Dataset entries:
________________________

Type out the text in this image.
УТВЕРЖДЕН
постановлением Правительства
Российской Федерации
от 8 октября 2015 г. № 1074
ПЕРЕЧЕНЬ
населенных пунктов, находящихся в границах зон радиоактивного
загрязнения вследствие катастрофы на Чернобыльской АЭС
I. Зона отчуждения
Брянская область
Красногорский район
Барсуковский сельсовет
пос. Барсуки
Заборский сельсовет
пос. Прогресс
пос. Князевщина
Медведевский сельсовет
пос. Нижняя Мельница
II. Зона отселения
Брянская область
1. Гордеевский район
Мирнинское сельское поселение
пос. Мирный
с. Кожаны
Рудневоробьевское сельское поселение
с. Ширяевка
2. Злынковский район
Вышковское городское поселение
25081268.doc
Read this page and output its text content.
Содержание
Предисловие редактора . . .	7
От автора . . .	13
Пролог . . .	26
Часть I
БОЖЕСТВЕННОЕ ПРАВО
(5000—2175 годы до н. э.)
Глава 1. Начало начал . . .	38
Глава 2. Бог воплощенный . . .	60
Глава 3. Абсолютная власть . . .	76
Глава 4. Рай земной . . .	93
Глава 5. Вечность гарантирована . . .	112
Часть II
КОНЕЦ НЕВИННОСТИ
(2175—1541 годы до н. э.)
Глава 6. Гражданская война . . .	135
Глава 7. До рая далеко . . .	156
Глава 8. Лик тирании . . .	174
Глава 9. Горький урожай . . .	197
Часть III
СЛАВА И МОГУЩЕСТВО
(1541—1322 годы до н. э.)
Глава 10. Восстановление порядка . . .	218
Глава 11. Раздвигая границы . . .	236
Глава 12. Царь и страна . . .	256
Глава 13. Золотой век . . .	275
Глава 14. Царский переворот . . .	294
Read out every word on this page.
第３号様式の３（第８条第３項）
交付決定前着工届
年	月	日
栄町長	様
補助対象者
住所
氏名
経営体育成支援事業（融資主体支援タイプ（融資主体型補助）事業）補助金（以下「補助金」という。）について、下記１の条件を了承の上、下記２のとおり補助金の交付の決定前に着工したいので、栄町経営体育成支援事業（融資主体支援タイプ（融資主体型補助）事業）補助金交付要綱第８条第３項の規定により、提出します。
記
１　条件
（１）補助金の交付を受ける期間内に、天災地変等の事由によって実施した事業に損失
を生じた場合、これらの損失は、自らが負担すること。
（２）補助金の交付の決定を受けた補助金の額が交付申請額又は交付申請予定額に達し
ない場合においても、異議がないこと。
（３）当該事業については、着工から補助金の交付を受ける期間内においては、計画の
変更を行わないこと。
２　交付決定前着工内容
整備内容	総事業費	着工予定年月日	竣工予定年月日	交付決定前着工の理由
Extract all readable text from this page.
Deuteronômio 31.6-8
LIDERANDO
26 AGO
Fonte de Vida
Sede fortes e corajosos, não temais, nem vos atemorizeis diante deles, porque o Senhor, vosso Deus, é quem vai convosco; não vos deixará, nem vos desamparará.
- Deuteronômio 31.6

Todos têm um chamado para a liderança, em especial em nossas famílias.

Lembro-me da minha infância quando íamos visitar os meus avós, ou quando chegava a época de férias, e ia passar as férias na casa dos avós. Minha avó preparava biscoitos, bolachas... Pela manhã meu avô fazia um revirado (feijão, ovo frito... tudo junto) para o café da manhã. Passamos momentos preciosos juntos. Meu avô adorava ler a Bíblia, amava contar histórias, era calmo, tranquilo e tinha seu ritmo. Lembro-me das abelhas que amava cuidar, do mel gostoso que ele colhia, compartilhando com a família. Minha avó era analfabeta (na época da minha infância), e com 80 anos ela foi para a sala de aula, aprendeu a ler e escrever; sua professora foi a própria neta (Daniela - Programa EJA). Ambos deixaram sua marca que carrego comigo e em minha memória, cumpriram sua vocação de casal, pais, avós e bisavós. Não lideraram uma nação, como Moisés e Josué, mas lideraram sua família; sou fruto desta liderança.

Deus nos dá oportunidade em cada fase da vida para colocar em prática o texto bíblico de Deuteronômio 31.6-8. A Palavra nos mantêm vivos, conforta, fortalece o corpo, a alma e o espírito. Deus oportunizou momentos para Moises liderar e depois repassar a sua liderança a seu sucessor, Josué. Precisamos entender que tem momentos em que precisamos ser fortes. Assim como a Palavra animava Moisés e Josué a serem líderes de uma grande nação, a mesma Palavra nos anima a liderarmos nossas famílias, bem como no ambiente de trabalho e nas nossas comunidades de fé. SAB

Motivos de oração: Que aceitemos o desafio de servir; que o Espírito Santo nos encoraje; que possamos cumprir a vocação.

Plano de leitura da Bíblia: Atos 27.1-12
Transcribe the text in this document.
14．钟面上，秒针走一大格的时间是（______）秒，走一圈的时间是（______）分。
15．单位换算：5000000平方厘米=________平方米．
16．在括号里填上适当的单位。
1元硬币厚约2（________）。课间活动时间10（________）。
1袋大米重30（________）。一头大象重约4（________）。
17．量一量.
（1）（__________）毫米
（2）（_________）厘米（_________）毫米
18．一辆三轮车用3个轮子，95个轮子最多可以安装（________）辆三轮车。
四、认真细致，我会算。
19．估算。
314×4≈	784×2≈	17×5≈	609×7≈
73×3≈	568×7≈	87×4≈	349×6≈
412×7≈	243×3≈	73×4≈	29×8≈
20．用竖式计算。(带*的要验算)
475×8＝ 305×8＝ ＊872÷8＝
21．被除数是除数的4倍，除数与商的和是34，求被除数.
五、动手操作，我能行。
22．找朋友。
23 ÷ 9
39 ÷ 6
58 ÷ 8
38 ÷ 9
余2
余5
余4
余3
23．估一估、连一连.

________________________

- **Instructions to follow**
Check each line of the records for the word "сельсовет", and show the lines that contain it.

- **Finished answer**
Барсуковский сельсовет
Заборский сельсовет
Медведевский сельсовет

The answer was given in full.